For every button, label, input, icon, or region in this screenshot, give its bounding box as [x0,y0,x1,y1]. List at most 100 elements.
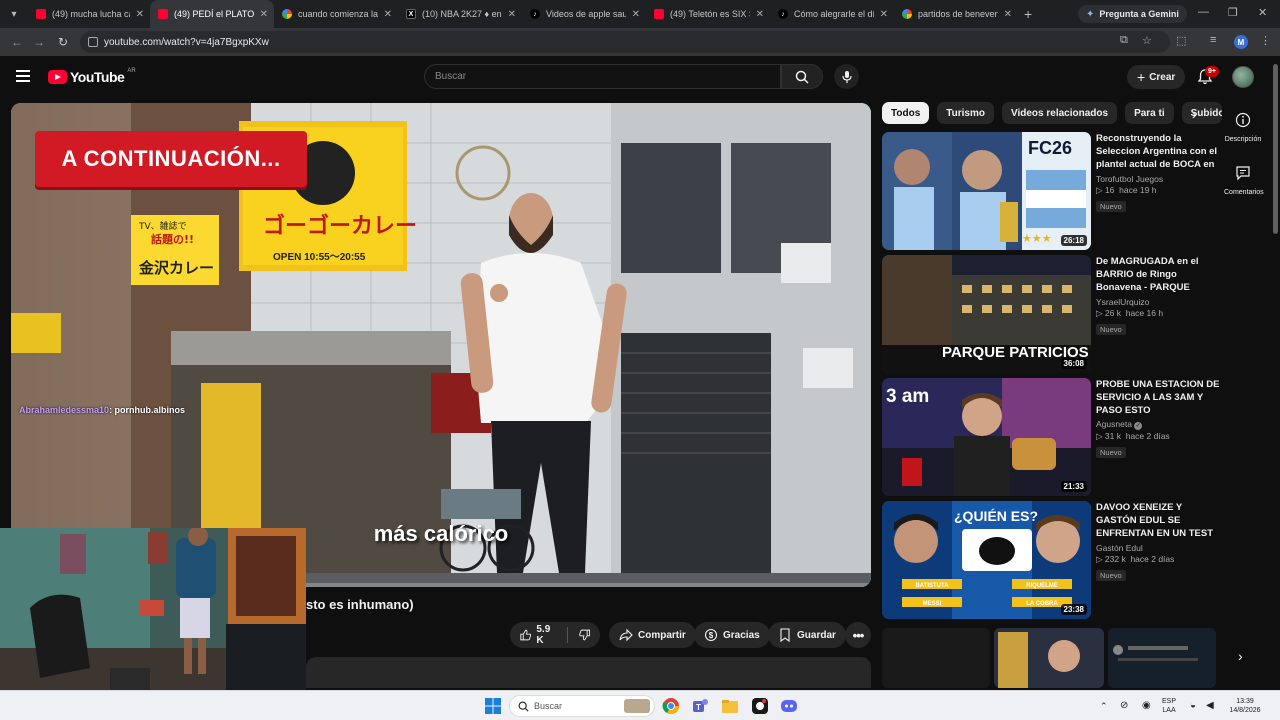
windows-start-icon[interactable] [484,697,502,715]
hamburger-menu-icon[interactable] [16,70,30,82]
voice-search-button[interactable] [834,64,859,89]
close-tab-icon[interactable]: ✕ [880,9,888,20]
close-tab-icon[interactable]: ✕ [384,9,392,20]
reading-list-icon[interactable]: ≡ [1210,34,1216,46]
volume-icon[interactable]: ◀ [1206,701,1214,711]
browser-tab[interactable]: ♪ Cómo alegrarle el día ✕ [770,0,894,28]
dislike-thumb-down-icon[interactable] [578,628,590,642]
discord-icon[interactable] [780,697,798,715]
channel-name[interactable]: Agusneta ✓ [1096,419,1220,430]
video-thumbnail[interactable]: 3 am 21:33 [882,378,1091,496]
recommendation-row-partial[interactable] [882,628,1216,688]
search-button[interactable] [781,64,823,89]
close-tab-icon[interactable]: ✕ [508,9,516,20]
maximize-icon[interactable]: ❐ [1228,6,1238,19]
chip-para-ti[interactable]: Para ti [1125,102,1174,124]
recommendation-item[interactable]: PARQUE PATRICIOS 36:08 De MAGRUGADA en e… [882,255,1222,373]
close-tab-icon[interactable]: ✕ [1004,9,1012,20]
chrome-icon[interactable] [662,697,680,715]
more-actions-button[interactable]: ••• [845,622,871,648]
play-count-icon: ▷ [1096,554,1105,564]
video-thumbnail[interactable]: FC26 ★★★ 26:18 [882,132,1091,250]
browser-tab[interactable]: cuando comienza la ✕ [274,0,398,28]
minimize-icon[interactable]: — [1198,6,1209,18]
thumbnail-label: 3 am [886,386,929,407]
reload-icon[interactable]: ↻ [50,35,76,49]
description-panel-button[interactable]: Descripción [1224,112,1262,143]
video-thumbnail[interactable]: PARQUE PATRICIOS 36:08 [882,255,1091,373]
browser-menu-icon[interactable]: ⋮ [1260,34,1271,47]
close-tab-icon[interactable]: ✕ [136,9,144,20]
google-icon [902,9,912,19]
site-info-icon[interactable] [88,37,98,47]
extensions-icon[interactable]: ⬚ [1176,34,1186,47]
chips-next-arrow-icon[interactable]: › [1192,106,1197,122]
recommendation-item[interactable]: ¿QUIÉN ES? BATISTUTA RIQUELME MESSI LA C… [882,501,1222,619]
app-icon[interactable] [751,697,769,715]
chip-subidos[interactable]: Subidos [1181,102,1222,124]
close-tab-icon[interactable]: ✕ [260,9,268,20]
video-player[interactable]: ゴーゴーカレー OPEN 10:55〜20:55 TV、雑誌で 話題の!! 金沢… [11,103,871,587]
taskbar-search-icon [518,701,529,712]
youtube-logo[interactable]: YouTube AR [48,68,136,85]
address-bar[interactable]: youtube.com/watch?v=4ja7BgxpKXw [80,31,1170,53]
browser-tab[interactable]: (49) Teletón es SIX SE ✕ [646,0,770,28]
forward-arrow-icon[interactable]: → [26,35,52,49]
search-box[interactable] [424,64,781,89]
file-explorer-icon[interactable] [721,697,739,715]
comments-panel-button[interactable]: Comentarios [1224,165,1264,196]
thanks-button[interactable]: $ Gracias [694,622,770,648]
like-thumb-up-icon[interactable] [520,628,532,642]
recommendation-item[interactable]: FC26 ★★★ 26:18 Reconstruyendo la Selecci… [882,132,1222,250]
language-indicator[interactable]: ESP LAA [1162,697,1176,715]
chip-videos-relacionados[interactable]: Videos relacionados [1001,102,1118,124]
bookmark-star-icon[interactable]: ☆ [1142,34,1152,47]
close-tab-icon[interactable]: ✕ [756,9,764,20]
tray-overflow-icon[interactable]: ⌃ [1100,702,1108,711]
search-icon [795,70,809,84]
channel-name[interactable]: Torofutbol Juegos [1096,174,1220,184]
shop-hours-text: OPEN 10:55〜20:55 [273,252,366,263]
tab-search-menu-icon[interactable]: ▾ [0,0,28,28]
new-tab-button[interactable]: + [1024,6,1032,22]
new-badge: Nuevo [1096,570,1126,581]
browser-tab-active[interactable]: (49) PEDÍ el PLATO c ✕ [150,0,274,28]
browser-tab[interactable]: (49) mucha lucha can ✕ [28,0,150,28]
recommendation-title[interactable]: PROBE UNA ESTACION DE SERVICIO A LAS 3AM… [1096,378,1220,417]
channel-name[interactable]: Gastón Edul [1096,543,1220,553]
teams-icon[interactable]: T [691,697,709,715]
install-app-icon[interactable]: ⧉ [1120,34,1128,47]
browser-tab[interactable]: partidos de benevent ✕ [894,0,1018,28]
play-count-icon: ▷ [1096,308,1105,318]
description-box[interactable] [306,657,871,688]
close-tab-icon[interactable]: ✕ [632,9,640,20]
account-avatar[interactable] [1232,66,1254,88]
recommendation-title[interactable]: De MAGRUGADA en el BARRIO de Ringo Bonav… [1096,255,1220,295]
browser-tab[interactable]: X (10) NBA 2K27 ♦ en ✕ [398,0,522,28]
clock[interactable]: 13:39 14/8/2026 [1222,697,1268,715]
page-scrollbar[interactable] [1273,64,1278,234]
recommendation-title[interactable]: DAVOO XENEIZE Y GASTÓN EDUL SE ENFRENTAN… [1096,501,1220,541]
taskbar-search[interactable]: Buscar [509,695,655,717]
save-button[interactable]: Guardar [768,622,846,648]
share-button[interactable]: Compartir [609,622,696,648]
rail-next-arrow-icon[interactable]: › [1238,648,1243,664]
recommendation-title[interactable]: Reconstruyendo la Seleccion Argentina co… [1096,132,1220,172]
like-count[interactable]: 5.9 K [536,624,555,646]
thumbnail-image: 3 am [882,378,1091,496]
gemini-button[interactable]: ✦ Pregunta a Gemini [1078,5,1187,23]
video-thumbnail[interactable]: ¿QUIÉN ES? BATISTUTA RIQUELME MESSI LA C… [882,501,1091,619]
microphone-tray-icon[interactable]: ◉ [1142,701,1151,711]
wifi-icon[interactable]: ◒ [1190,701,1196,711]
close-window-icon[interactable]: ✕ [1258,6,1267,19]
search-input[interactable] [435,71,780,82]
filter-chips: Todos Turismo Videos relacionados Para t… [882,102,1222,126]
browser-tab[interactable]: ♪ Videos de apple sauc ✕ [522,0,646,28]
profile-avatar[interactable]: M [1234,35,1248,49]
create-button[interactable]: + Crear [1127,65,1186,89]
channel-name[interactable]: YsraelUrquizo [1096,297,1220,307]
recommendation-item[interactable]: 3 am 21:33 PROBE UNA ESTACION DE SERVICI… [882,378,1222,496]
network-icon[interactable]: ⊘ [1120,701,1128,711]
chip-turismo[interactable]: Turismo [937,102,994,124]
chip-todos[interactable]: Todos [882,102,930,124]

--

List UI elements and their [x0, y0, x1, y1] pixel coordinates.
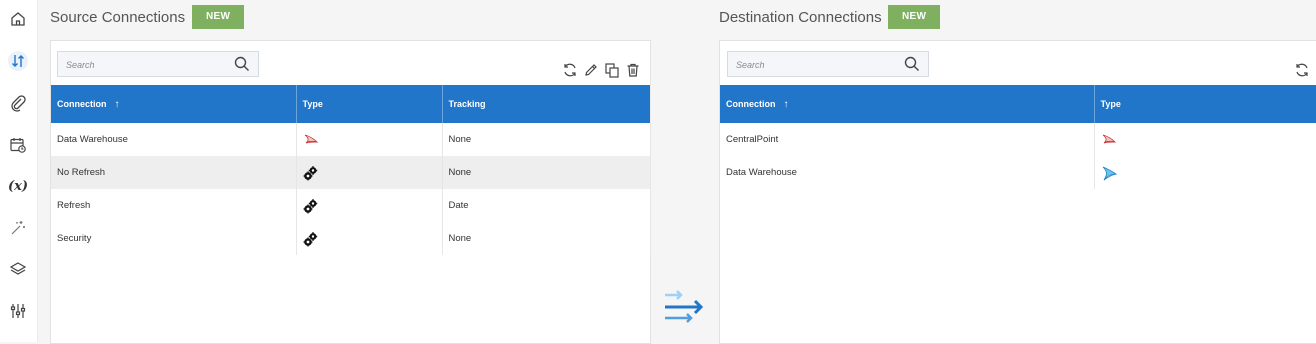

■ To do ■
Print the lines of the records above, starting at the one that contains "For every button, label, input, icon, or" and ending at the one that contains "voice-search-button[interactable] [834,64,859,89]", with both of those lines included. Leave the picture out.

■ Output for this exercise ■
For every button, label, input, icon, or region in this screenshot, give its bounding box as [x0,y0,x1,y1]. List at most 100 elements.
windows-start-icon[interactable] [484,697,502,715]
hamburger-menu-icon[interactable] [16,70,30,82]
voice-search-button[interactable] [834,64,859,89]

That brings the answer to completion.